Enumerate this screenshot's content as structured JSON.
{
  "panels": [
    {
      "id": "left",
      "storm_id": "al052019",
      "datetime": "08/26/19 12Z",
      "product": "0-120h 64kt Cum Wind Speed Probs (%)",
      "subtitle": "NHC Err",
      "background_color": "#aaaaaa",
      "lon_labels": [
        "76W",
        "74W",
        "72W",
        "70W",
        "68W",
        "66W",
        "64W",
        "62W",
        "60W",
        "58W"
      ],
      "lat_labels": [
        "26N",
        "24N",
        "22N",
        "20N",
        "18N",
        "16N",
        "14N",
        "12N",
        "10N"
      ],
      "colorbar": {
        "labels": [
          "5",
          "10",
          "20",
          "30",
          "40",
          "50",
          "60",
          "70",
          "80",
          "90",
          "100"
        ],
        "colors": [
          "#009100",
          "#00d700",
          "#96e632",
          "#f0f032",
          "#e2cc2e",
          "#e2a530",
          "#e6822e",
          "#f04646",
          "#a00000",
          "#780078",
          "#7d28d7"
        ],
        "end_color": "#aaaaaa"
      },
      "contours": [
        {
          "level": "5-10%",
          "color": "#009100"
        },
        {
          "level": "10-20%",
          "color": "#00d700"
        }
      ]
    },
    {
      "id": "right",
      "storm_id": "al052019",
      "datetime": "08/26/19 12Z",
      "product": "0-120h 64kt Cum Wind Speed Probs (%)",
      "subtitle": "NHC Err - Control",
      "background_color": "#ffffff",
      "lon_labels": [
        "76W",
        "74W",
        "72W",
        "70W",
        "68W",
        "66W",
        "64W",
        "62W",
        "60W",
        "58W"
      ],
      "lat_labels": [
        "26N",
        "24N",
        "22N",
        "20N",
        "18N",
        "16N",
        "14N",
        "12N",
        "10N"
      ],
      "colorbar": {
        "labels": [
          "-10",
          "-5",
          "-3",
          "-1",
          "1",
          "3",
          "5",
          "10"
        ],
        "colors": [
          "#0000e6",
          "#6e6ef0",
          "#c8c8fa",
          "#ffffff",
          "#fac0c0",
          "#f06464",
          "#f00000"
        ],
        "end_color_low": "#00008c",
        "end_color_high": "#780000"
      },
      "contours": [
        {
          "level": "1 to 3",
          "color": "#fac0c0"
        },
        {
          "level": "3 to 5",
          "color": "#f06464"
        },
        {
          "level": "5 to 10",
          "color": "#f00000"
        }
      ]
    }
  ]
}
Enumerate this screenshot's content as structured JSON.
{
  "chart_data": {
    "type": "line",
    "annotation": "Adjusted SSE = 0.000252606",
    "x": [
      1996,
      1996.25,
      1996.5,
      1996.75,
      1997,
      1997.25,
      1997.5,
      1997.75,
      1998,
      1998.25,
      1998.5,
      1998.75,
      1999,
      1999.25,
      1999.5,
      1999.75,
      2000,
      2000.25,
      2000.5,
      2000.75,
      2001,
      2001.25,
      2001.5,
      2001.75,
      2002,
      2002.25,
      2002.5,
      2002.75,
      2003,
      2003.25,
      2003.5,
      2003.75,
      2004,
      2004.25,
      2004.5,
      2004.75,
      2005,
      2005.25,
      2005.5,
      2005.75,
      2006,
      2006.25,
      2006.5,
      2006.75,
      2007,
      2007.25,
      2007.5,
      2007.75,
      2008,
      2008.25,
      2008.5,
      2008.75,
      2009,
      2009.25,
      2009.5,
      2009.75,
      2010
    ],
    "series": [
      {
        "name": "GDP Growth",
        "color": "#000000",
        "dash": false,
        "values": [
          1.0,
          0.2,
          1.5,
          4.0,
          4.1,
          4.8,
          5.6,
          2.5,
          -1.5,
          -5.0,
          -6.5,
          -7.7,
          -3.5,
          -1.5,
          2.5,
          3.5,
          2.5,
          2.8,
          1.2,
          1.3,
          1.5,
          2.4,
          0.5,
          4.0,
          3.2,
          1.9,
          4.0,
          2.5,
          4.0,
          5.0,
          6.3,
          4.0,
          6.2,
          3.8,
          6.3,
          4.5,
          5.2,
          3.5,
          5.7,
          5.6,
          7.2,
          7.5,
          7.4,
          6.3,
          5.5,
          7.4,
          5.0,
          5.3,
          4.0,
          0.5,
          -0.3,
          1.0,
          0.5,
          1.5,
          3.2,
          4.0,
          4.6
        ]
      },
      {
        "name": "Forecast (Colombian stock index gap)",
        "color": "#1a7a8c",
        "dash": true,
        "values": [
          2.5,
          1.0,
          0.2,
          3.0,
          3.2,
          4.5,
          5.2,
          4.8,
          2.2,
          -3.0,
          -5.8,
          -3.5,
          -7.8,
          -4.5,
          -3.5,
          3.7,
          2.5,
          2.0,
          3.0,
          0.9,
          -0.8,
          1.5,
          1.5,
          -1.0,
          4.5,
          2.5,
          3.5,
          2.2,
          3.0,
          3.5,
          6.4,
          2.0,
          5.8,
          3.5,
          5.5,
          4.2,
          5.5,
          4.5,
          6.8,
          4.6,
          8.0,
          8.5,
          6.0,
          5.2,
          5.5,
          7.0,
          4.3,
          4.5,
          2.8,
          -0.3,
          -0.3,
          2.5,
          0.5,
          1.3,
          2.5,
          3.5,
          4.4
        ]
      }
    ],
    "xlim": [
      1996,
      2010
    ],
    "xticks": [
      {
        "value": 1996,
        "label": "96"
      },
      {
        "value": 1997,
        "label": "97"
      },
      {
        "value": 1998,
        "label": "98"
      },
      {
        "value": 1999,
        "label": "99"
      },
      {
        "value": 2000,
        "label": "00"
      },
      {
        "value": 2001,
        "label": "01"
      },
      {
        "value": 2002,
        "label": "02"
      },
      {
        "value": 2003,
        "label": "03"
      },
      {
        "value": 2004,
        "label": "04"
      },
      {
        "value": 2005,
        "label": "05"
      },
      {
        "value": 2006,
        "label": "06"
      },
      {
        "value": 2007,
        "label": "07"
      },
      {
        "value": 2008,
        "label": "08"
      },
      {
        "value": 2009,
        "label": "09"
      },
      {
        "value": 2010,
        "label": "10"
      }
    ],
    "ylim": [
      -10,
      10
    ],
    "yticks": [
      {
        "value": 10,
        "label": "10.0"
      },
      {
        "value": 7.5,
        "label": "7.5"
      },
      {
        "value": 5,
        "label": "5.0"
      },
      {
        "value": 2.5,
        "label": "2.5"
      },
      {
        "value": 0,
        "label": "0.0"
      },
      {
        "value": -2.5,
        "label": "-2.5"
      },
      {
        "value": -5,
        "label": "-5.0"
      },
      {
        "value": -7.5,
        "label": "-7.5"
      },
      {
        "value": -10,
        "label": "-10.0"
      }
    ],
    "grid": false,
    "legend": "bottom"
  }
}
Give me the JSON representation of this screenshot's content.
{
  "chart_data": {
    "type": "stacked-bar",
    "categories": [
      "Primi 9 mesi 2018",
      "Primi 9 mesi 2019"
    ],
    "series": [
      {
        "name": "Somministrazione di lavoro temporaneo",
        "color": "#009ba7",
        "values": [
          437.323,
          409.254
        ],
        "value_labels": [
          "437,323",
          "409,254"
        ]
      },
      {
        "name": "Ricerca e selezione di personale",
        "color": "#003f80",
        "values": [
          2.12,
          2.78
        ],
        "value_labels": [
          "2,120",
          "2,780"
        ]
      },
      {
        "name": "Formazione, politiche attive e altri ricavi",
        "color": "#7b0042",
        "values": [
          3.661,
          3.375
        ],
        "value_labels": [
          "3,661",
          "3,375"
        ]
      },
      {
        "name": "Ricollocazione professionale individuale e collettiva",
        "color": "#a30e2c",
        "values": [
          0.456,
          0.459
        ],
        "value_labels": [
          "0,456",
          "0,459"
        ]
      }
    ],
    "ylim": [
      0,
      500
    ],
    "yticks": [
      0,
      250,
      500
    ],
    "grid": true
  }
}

:::

Work instructions -> Reply with only the number of lines in the entries that contain the word "name".

Completed task -> 6